* begin Material shown *

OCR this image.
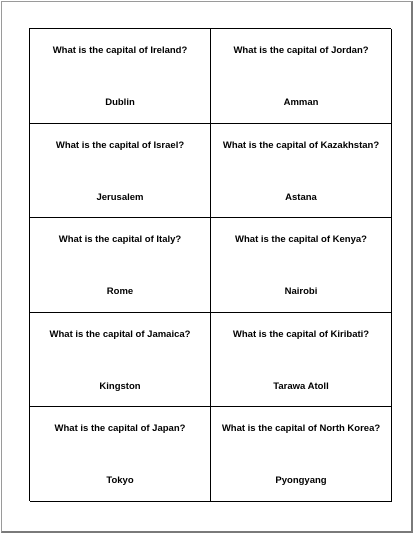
What is the capital of Ireland?
Dublin
What is the capital of Jordan?
Amman
What is the capital of Israel?
Jerusalem
What is the capital of Kazakhstan?
Astana
What is the capital of Italy?
Rome
What is the capital of Kenya?
Nairobi
What is the capital of Jamaica?
Kingston
What is the capital of Kiribati?
Tarawa Atoll
What is the capital of Japan?
Tokyo
What is the capital of North Korea?
Pyongyang
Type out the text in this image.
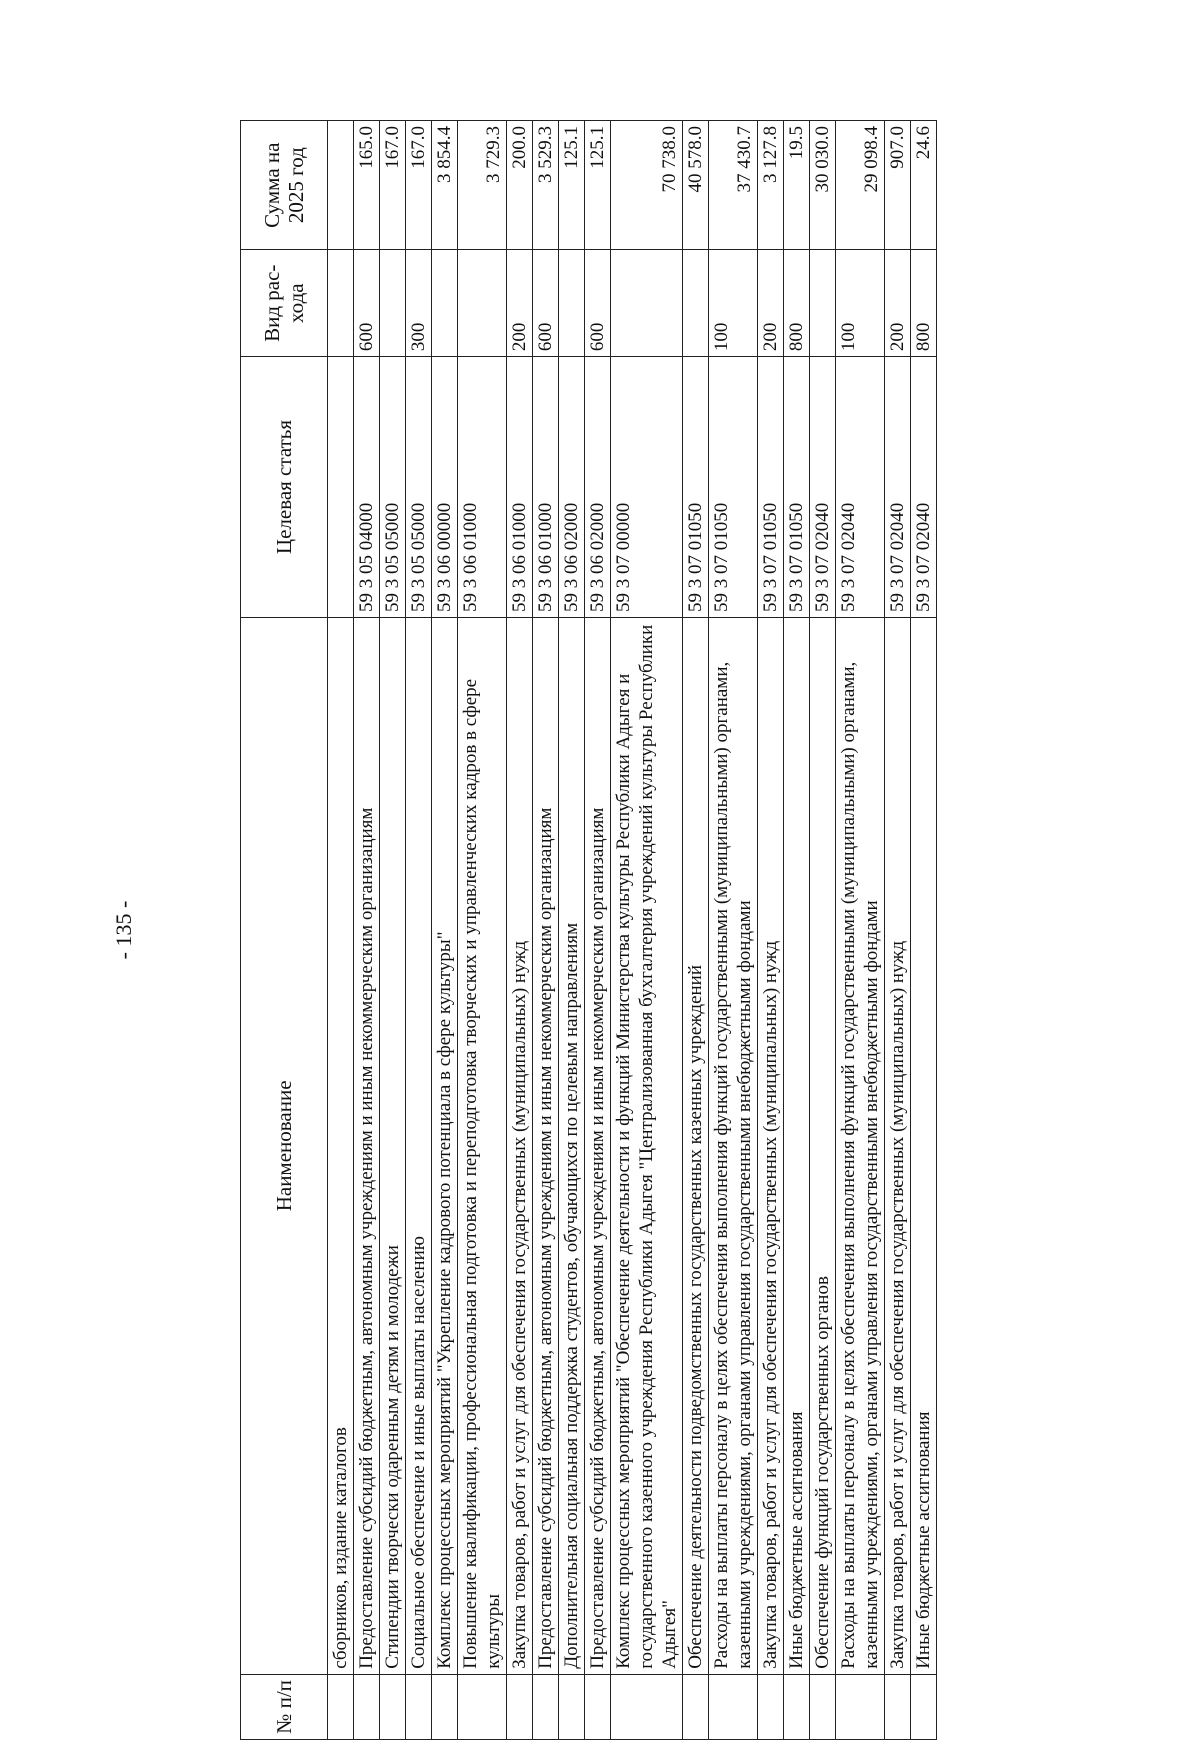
- 135 -
№ п/п	Наименование	Целевая статья	Вид рас- хода	Сумма на 2025 год
	сборников, издание каталогов			
	Предоставление субсидий бюджетным, автономным учреждениям и иным некоммерческим организациям	59 3 05 04000	600	165.0
	Стипендии творчески одаренным детям и молодежи	59 3 05 05000		167.0
	Социальное обеспечение и иные выплаты населению	59 3 05 05000	300	167.0
	Комплекс процессных мероприятий "Укрепление кадрового потенциала в сфере культуры"	59 3 06 00000		3 854.4
	Повышение квалификации, профессиональная подготовка и переподготовка творческих и управленческих кадров в сфере культуры	59 3 06 01000		3 729.3
	Закупка товаров, работ и услуг для обеспечения государственных (муниципальных) нужд	59 3 06 01000	200	200.0
	Предоставление субсидий бюджетным, автономным учреждениям и иным некоммерческим организациям	59 3 06 01000	600	3 529.3
	Дополнительная социальная поддержка студентов, обучающихся по целевым направлениям	59 3 06 02000		125.1
	Предоставление субсидий бюджетным, автономным учреждениям и иным некоммерческим организациям	59 3 06 02000	600	125.1
	Комплекс процессных мероприятий "Обеспечение деятельности и функций Министерства культуры Республики Адыгея и государственного казенного учреждения Республики Адыгея "Централизованная бухгалтерия учреждений культуры Республики Адыгея"	59 3 07 00000		70 738.0
	Обеспечение деятельности подведомственных государственных казенных учреждений	59 3 07 01050		40 578.0
	Расходы на выплаты персоналу в целях обеспечения выполнения функций государственными (муниципальными) органами, казенными учреждениями, органами управления государственными внебюджетными фондами	59 3 07 01050	100	37 430.7
	Закупка товаров, работ и услуг для обеспечения государственных (муниципальных) нужд	59 3 07 01050	200	3 127.8
	Иные бюджетные ассигнования	59 3 07 01050	800	19.5
	Обеспечение функций государственных органов	59 3 07 02040		30 030.0
	Расходы на выплаты персоналу в целях обеспечения выполнения функций государственными (муниципальными) органами, казенными учреждениями, органами управления государственными внебюджетными фондами	59 3 07 02040	100	29 098.4
	Закупка товаров, работ и услуг для обеспечения государственных (муниципальных) нужд	59 3 07 02040	200	907.0
	Иные бюджетные ассигнования	59 3 07 02040	800	24.6
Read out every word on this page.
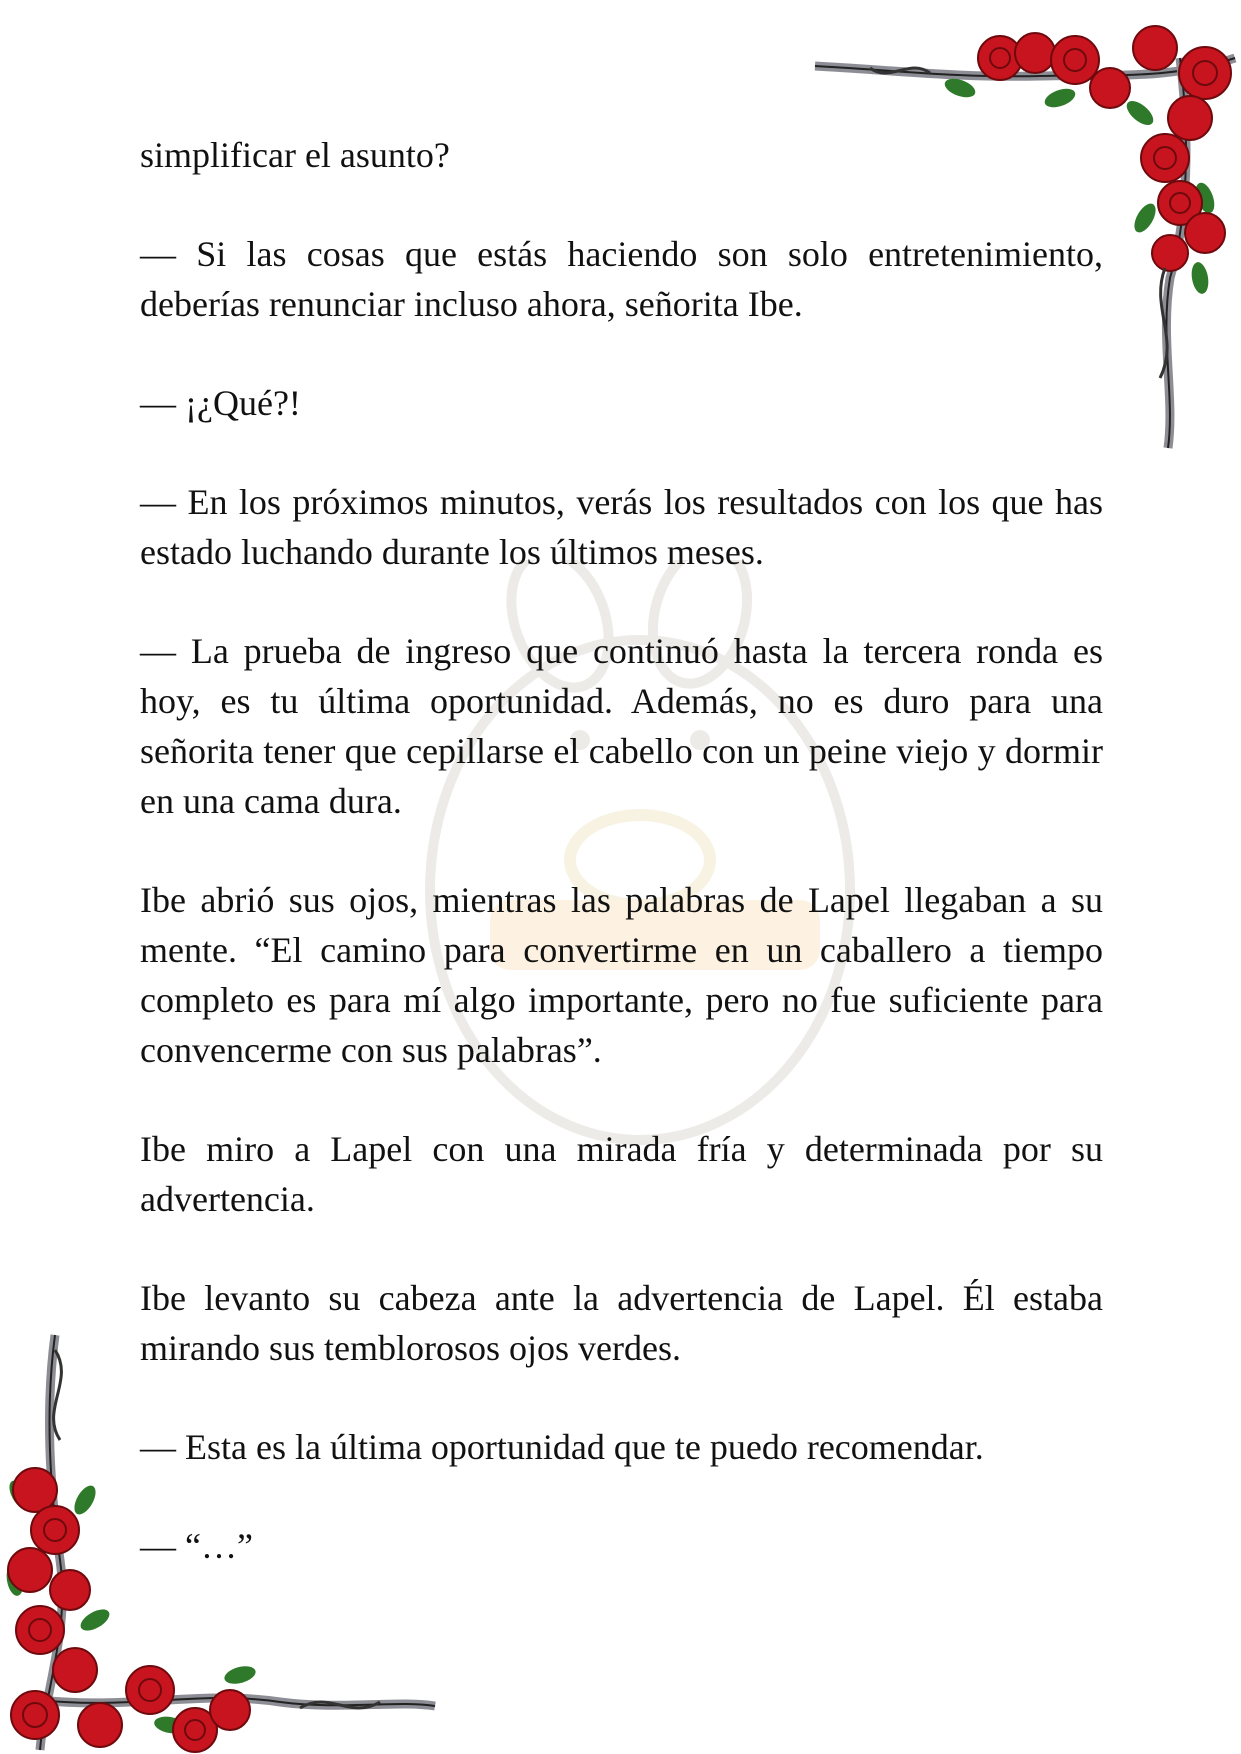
simplificar el asunto?

— Si las cosas que estás haciendo son solo entretenimiento, deberías renunciar incluso ahora, señorita Ibe.

— ¡¿Qué?!

— En los próximos minutos, verás los resultados con los que has estado luchando durante los últimos meses.

— La prueba de ingreso que continuó hasta la tercera ronda es hoy, es tu última oportunidad. Además, no es duro para una señorita tener que cepillarse el cabello con un peine viejo y dormir en una cama dura.

Ibe abrió sus ojos, mientras las palabras de Lapel llegaban a su mente. “El camino para convertirme en un caballero a tiempo completo es para mí algo importante, pero no fue suficiente para convencerme con sus palabras”.

Ibe miro a Lapel con una mirada fría y determinada por su advertencia.

Ibe levanto su cabeza ante la advertencia de Lapel. Él estaba mirando sus temblorosos ojos verdes.

— Esta es la última oportunidad que te puedo recomendar.

— “…”
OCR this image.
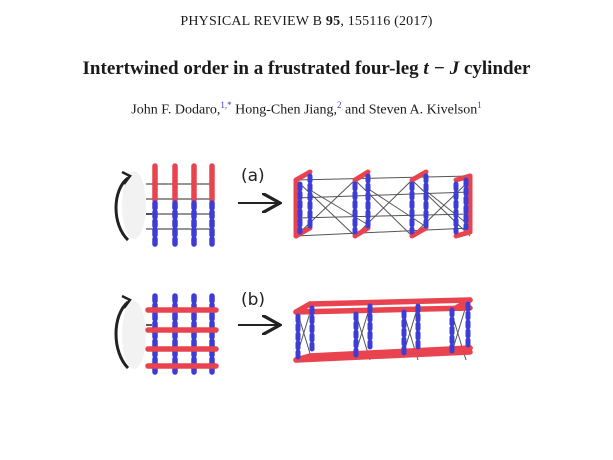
PHYSICAL REVIEW B 95, 155116 (2017)
Intertwined order in a frustrated four-leg t − J cylinder
John F. Dodaro,$^{1,*}$ Hong-Chen Jiang,$^2$ and Steven A. Kivelson$^1$
(a)
(b)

* end Material shown *

Using the records given above, list every line that includes the word "capital".

Result for this task
What is the capital of Ireland?
What is the capital of Jordan?
What is the capital of Israel?
What is the capital of Kazakhstan?
What is the capital of Italy?
What is the capital of Kenya?
What is the capital of Jamaica?
What is the capital of Kiribati?
What is the capital of Japan?
What is the capital of North Korea?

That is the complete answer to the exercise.